--- BEGIN Given records ---

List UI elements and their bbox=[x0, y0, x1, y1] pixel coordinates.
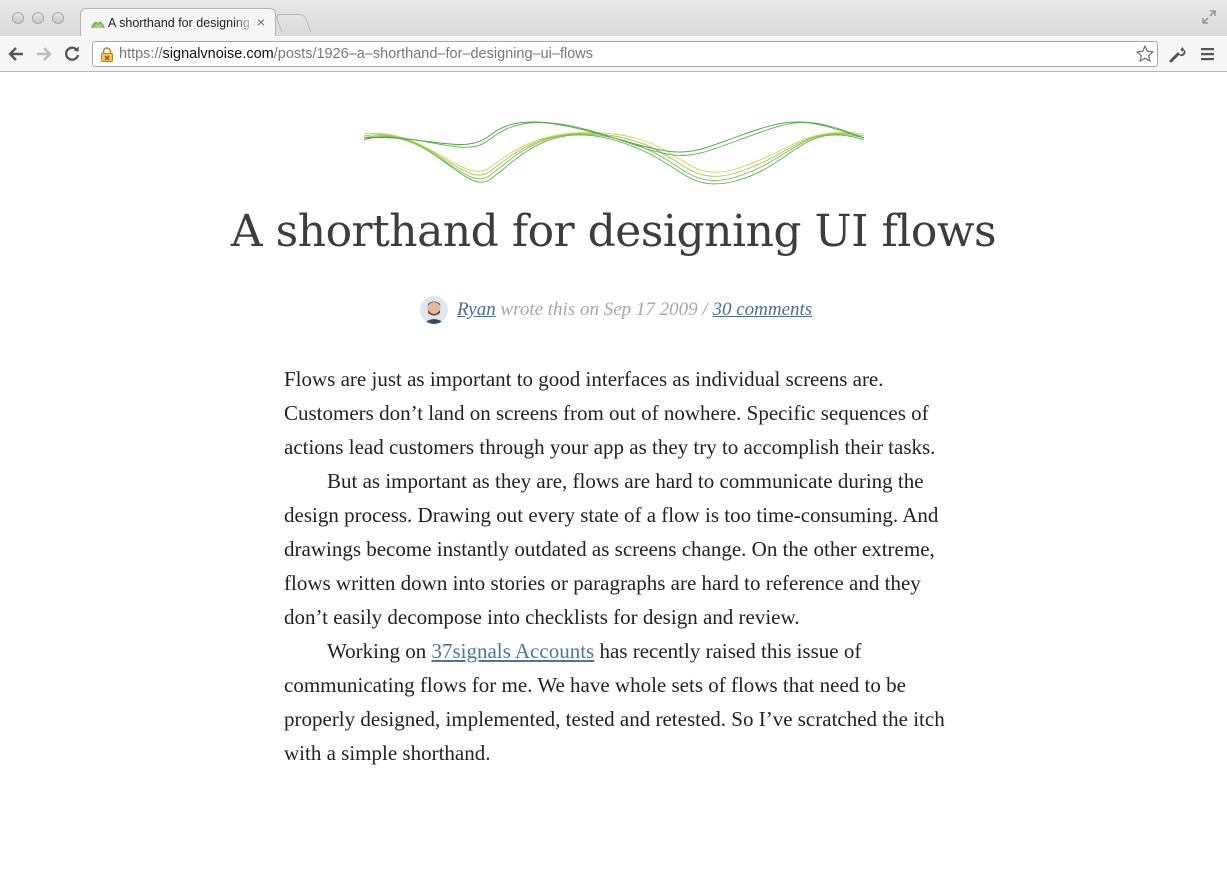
tab-title: A shorthand for designing UI flows bbox=[108, 16, 256, 30]
menu-icon[interactable] bbox=[1198, 44, 1218, 64]
browser-toolbar: https://signalvnoise.com/posts/1926–a–sh… bbox=[0, 36, 1227, 72]
post-body: Flows are just as important to good inte… bbox=[284, 362, 964, 770]
reload-icon bbox=[65, 46, 80, 61]
paragraph-1: Flows are just as important to good inte… bbox=[284, 367, 936, 459]
new-tab-button[interactable] bbox=[274, 14, 312, 32]
tab-close-icon[interactable]: × bbox=[257, 14, 265, 30]
post-title: A shorthand for designing UI flows bbox=[230, 206, 997, 257]
wave-logo-icon bbox=[364, 121, 864, 185]
url-path: /posts/1926–a–shorthand–for–designing–ui… bbox=[273, 46, 593, 62]
fullscreen-icon[interactable] bbox=[1201, 9, 1217, 25]
window-zoom-button[interactable] bbox=[52, 12, 64, 24]
window-minimize-button[interactable] bbox=[32, 12, 44, 24]
author-avatar[interactable] bbox=[420, 296, 448, 324]
window-close-button[interactable] bbox=[12, 12, 24, 24]
post-byline: Ryan wrote this on Sep 17 2009 / 30 comm… bbox=[420, 294, 812, 326]
forward-button[interactable] bbox=[34, 44, 54, 64]
paragraph-3: Working on 37signals Accounts has recent… bbox=[284, 634, 964, 770]
paragraph-2: But as important as they are, flows are … bbox=[284, 469, 939, 629]
back-arrow-icon bbox=[8, 47, 23, 61]
lock-icon[interactable] bbox=[99, 46, 115, 63]
wrench-icon[interactable] bbox=[1168, 44, 1188, 64]
back-button[interactable] bbox=[6, 44, 26, 64]
web-page: A shorthand for designing UI flows Ryan … bbox=[0, 72, 1227, 878]
browser-titlebar: A shorthand for designing UI flows × bbox=[0, 0, 1227, 37]
url-domain: signalvnoise.com bbox=[162, 46, 274, 62]
reload-button[interactable] bbox=[62, 44, 82, 64]
author-link[interactable]: Ryan bbox=[457, 299, 496, 321]
browser-tab-active[interactable]: A shorthand for designing UI flows × bbox=[80, 8, 276, 37]
accounts-link[interactable]: 37signals Accounts bbox=[431, 639, 594, 663]
paragraph-3-start: Working on bbox=[327, 639, 432, 663]
signalvnoise-favicon-icon bbox=[91, 21, 105, 28]
star-icon[interactable] bbox=[1135, 44, 1155, 64]
url-scheme: https:// bbox=[119, 46, 163, 62]
comments-link[interactable]: 30 comments bbox=[712, 299, 812, 321]
url-text: https://signalvnoise.com/posts/1926–a–sh… bbox=[119, 46, 593, 62]
address-bar[interactable]: https://signalvnoise.com/posts/1926–a–sh… bbox=[92, 41, 1158, 67]
forward-arrow-icon bbox=[37, 47, 52, 61]
byline-date-text: wrote this on Sep 17 2009 / bbox=[495, 299, 713, 320]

--- END Given records ---

> [Problem to work on]
Copy all of the data above word for word, omitting the pictures.

> [Task result]
List UI elements and their bbox=[x0, y0, x1, y1] pixel coordinates.
tab-title: A shorthand for designing UI flows bbox=[108, 16, 256, 30]
menu-icon[interactable] bbox=[1198, 44, 1218, 64]
browser-toolbar: https://signalvnoise.com/posts/1926–a–sh… bbox=[0, 36, 1227, 72]
post-body: Flows are just as important to good inte… bbox=[284, 362, 964, 770]
reload-icon bbox=[65, 46, 80, 61]
paragraph-1: Flows are just as important to good inte… bbox=[284, 367, 936, 459]
new-tab-button[interactable] bbox=[274, 14, 312, 32]
tab-close-icon[interactable]: × bbox=[257, 14, 265, 30]
post-title: A shorthand for designing UI flows bbox=[230, 206, 997, 257]
wave-logo-icon bbox=[364, 121, 864, 185]
url-path: /posts/1926–a–shorthand–for–designing–ui… bbox=[273, 46, 593, 62]
fullscreen-icon[interactable] bbox=[1201, 9, 1217, 25]
window-zoom-button[interactable] bbox=[52, 12, 64, 24]
window-minimize-button[interactable] bbox=[32, 12, 44, 24]
author-avatar[interactable] bbox=[420, 296, 448, 324]
window-close-button[interactable] bbox=[12, 12, 24, 24]
post-byline: Ryan wrote this on Sep 17 2009 / 30 comm… bbox=[420, 294, 812, 326]
forward-button[interactable] bbox=[34, 44, 54, 64]
paragraph-3: Working on 37signals Accounts has recent… bbox=[284, 634, 964, 770]
paragraph-2: But as important as they are, flows are … bbox=[284, 469, 939, 629]
back-arrow-icon bbox=[8, 47, 23, 61]
lock-icon[interactable] bbox=[99, 46, 115, 63]
wrench-icon[interactable] bbox=[1168, 44, 1188, 64]
back-button[interactable] bbox=[6, 44, 26, 64]
web-page: A shorthand for designing UI flows Ryan … bbox=[0, 72, 1227, 878]
browser-titlebar: A shorthand for designing UI flows × bbox=[0, 0, 1227, 37]
url-domain: signalvnoise.com bbox=[162, 46, 274, 62]
reload-button[interactable] bbox=[62, 44, 82, 64]
author-link[interactable]: Ryan bbox=[457, 299, 496, 321]
browser-tab-active[interactable]: A shorthand for designing UI flows × bbox=[80, 8, 276, 37]
accounts-link[interactable]: 37signals Accounts bbox=[431, 639, 594, 663]
paragraph-3-start: Working on bbox=[327, 639, 432, 663]
signalvnoise-favicon-icon bbox=[91, 21, 105, 28]
star-icon[interactable] bbox=[1135, 44, 1155, 64]
url-scheme: https:// bbox=[119, 46, 163, 62]
comments-link[interactable]: 30 comments bbox=[712, 299, 812, 321]
url-text: https://signalvnoise.com/posts/1926–a–sh… bbox=[119, 46, 593, 62]
address-bar[interactable]: https://signalvnoise.com/posts/1926–a–sh… bbox=[92, 41, 1158, 67]
forward-arrow-icon bbox=[37, 47, 52, 61]
byline-date-text: wrote this on Sep 17 2009 / bbox=[495, 299, 713, 320]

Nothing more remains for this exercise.